**Goal**
Locate the string "title" throughout the material and copy every line in which it occurs.

**Records supplied**
┏━━
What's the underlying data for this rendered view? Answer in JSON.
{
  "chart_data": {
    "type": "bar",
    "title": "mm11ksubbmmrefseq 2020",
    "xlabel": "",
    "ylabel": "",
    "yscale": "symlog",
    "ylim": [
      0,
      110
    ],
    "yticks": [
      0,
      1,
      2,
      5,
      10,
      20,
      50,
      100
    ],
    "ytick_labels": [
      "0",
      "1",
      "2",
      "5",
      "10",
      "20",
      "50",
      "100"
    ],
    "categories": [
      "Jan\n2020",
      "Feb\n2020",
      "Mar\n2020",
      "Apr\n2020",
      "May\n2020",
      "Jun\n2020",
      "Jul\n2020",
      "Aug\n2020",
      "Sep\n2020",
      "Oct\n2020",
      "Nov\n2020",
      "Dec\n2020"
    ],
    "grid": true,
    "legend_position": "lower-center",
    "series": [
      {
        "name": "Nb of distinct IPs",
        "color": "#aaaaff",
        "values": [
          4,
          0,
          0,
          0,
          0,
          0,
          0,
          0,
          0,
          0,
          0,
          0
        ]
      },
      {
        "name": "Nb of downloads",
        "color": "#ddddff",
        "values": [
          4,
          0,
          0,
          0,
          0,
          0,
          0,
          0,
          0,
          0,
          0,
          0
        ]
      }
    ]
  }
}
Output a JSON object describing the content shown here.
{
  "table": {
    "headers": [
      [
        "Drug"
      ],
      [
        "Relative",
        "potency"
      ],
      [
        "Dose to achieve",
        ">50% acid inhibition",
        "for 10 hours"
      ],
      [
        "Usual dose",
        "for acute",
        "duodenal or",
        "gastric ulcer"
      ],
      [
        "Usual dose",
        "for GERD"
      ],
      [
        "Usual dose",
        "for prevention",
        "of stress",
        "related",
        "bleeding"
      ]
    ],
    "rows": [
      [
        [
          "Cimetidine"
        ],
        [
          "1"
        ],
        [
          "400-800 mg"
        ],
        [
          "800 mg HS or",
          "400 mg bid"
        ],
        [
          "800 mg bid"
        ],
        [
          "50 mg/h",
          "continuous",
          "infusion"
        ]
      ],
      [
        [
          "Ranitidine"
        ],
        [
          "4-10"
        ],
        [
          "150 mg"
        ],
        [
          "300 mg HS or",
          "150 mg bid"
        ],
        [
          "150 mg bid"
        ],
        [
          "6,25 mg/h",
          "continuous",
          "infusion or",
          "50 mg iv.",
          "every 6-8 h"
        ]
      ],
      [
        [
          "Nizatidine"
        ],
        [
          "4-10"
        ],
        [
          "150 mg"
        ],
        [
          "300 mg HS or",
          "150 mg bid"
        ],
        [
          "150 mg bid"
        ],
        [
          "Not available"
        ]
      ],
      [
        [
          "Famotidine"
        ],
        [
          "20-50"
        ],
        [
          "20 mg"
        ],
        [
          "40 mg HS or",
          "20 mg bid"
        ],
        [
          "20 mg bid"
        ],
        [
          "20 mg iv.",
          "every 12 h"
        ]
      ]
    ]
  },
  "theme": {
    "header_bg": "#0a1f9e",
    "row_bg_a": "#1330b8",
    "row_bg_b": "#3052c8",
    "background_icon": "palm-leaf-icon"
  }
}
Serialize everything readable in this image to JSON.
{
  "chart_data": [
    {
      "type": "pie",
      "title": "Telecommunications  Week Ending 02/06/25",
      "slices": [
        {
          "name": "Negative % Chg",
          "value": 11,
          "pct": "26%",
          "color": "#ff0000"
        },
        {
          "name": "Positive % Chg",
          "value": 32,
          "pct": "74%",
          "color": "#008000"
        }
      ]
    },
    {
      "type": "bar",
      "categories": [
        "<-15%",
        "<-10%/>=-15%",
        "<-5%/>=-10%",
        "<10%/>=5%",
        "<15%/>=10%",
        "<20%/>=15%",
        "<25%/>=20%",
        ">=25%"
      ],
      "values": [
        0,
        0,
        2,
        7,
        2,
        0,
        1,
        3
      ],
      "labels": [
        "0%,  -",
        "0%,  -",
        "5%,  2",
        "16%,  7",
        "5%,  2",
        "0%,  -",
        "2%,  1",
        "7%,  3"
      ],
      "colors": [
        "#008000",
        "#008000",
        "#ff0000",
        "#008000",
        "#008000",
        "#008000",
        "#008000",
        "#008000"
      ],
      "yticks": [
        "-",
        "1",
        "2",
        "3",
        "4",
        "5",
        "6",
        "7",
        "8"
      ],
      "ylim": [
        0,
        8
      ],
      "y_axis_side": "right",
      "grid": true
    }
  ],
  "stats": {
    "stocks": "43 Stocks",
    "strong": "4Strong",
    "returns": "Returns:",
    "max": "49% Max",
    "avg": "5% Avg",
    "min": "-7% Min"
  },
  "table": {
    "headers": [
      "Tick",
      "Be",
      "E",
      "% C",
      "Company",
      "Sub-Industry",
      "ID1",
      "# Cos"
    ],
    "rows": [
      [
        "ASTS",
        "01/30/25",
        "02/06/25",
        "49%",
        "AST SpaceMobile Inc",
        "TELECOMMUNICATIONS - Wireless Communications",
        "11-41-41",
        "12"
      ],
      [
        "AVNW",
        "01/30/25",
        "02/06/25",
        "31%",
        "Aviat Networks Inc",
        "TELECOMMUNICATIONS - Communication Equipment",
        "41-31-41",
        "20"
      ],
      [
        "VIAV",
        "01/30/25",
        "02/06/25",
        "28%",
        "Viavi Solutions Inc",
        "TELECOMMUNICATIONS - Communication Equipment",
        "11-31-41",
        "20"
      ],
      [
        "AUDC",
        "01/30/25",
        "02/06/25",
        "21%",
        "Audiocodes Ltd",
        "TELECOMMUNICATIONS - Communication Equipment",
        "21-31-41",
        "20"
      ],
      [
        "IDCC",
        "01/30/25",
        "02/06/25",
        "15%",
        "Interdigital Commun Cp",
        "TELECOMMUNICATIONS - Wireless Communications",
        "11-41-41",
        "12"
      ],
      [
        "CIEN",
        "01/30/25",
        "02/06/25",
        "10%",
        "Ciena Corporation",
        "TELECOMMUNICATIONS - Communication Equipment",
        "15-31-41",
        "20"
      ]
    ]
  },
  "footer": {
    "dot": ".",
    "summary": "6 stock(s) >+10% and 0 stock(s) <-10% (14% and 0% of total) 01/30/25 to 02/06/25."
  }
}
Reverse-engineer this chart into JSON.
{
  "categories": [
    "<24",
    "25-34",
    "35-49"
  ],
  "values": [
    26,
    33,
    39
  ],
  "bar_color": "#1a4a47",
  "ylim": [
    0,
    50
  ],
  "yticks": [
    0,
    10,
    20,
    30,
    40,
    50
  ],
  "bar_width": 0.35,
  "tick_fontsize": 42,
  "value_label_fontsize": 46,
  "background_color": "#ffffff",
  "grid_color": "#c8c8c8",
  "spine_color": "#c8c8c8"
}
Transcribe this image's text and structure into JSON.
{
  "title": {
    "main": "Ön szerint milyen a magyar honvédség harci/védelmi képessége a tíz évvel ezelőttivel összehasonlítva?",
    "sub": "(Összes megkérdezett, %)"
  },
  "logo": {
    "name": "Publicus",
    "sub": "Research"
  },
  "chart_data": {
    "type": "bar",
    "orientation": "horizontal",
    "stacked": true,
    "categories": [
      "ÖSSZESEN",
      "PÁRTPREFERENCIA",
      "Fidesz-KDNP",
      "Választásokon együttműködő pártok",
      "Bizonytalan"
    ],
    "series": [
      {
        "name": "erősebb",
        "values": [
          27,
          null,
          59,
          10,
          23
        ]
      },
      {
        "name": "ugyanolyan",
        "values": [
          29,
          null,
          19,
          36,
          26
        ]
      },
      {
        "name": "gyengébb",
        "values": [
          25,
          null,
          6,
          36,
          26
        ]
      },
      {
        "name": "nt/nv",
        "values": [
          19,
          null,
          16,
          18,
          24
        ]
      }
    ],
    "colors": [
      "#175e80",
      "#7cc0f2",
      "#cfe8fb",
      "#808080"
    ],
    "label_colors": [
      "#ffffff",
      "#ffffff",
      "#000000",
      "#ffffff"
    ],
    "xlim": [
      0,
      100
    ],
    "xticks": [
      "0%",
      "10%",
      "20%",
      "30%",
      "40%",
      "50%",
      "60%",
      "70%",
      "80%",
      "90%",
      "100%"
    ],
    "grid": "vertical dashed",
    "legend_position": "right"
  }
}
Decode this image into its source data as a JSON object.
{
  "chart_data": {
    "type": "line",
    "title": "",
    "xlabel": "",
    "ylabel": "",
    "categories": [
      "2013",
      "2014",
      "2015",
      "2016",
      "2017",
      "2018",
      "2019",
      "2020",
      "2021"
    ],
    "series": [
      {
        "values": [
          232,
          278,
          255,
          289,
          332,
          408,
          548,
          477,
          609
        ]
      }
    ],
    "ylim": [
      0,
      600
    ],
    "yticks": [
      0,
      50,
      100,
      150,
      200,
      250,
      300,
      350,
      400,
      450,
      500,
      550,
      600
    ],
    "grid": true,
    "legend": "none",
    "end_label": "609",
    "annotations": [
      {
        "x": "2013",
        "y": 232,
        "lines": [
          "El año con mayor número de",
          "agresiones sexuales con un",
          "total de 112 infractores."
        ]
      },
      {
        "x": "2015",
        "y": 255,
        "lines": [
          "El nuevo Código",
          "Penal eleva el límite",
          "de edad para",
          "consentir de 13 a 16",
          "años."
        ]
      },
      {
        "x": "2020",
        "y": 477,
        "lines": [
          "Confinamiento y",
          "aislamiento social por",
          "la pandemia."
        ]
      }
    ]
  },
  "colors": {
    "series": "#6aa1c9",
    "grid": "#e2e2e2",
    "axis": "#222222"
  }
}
┗━━
**Written response**
    "title": "mm11ksubbmmrefseq 2020",
      "title": "Telecommunications  Week Ending 02/06/25",
  "title": {
    "title": "",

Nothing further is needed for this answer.